(YOUR GOAL)
In full and without deviation, write out the entries that follow.
===== PROVIDED ENTRIES
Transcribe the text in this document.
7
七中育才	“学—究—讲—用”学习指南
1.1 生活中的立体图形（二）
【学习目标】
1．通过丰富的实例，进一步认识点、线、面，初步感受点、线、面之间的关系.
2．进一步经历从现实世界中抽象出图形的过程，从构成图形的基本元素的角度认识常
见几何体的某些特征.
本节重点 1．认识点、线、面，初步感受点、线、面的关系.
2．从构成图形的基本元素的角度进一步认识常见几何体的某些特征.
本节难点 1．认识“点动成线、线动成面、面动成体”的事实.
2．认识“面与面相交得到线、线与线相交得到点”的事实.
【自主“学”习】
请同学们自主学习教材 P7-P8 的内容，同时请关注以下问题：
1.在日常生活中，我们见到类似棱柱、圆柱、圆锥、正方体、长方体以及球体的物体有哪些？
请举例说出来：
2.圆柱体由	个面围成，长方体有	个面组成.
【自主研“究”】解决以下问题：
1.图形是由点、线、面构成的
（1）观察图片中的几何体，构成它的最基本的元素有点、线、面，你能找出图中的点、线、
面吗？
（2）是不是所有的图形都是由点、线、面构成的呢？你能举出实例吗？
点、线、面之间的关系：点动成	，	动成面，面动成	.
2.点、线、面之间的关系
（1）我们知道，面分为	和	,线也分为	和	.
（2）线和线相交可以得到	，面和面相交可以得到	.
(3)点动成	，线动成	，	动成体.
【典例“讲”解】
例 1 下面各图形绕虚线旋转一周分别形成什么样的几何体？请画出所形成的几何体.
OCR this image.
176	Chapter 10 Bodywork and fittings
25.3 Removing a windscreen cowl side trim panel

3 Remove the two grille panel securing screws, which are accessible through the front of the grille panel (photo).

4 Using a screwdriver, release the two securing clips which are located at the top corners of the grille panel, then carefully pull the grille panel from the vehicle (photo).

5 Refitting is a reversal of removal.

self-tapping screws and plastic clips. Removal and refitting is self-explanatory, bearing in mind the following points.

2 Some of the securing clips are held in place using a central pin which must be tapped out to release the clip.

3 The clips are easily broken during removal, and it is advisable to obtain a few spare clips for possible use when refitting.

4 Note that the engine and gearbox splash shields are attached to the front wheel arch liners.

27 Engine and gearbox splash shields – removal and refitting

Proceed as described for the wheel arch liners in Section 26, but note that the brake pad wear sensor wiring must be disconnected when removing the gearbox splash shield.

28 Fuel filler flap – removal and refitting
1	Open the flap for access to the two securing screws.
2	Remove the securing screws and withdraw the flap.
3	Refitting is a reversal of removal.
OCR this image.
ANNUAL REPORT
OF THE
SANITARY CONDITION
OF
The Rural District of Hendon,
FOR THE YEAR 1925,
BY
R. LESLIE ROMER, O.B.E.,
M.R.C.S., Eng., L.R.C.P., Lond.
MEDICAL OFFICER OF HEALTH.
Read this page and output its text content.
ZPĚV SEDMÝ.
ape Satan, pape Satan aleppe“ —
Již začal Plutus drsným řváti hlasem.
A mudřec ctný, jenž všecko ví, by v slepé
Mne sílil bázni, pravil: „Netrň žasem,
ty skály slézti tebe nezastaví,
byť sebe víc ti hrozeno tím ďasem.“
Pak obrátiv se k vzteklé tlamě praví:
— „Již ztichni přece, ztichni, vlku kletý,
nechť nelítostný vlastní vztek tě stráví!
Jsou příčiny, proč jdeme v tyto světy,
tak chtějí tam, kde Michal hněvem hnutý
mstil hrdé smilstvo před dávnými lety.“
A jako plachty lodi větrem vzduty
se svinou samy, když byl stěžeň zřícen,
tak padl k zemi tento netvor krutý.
==========
(RESULT)
Transcribe the text in this document.
7
七中育才	“学—究—讲—用”学习指南
1.1 生活中的立体图形（二）
【学习目标】
1．通过丰富的实例，进一步认识点、线、面，初步感受点、线、面之间的关系.
2．进一步经历从现实世界中抽象出图形的过程，从构成图形的基本元素的角度认识常
见几何体的某些特征.
本节重点 1．认识点、线、面，初步感受点、线、面的关系.
2．从构成图形的基本元素的角度进一步认识常见几何体的某些特征.
本节难点 1．认识“点动成线、线动成面、面动成体”的事实.
2．认识“面与面相交得到线、线与线相交得到点”的事实.
【自主“学”习】
请同学们自主学习教材 P7-P8 的内容，同时请关注以下问题：
1.在日常生活中，我们见到类似棱柱、圆柱、圆锥、正方体、长方体以及球体的物体有哪些？
请举例说出来：
2.圆柱体由	个面围成，长方体有	个面组成.
【自主研“究”】解决以下问题：
1.图形是由点、线、面构成的
（1）观察图片中的几何体，构成它的最基本的元素有点、线、面，你能找出图中的点、线、
面吗？
（2）是不是所有的图形都是由点、线、面构成的呢？你能举出实例吗？
点、线、面之间的关系：点动成	，	动成面，面动成	.
2.点、线、面之间的关系
（1）我们知道，面分为	和	,线也分为	和	.
（2）线和线相交可以得到	，面和面相交可以得到	.
(3)点动成	，线动成	，	动成体.
【典例“讲”解】
例 1 下面各图形绕虚线旋转一周分别形成什么样的几何体？请画出所形成的几何体.
OCR this image.
176	Chapter 10 Bodywork and fittings
25.3 Removing a windscreen cowl side trim panel

3 Remove the two grille panel securing screws, which are accessible through the front of the grille panel (photo).

4 Using a screwdriver, release the two securing clips which are located at the top corners of the grille panel, then carefully pull the grille panel from the vehicle (photo).

5 Refitting is a reversal of removal.

self-tapping screws and plastic clips. Removal and refitting is self-explanatory, bearing in mind the following points.

2 Some of the securing clips are held in place using a central pin which must be tapped out to release the clip.

3 The clips are easily broken during removal, and it is advisable to obtain a few spare clips for possible use when refitting.

4 Note that the engine and gearbox splash shields are attached to the front wheel arch liners.

27 Engine and gearbox splash shields – removal and refitting

Proceed as described for the wheel arch liners in Section 26, but note that the brake pad wear sensor wiring must be disconnected when removing the gearbox splash shield.

28 Fuel filler flap – removal and refitting
1	Open the flap for access to the two securing screws.
2	Remove the securing screws and withdraw the flap.
3	Refitting is a reversal of removal.
OCR this image.
ANNUAL REPORT
OF THE
SANITARY CONDITION
OF
The Rural District of Hendon,
FOR THE YEAR 1925,
BY
R. LESLIE ROMER, O.B.E.,
M.R.C.S., Eng., L.R.C.P., Lond.
MEDICAL OFFICER OF HEALTH.
Read this page and output its text content.
ZPĚV SEDMÝ.
ape Satan, pape Satan aleppe“ —
Již začal Plutus drsným řváti hlasem.
A mudřec ctný, jenž všecko ví, by v slepé
Mne sílil bázni, pravil: „Netrň žasem,
ty skály slézti tebe nezastaví,
byť sebe víc ti hrozeno tím ďasem.“
Pak obrátiv se k vzteklé tlamě praví:
— „Již ztichni přece, ztichni, vlku kletý,
nechť nelítostný vlastní vztek tě stráví!
Jsou příčiny, proč jdeme v tyto světy,
tak chtějí tam, kde Michal hněvem hnutý
mstil hrdé smilstvo před dávnými lety.“
A jako plachty lodi větrem vzduty
se svinou samy, když byl stěžeň zřícen,
tak padl k zemi tento netvor krutý.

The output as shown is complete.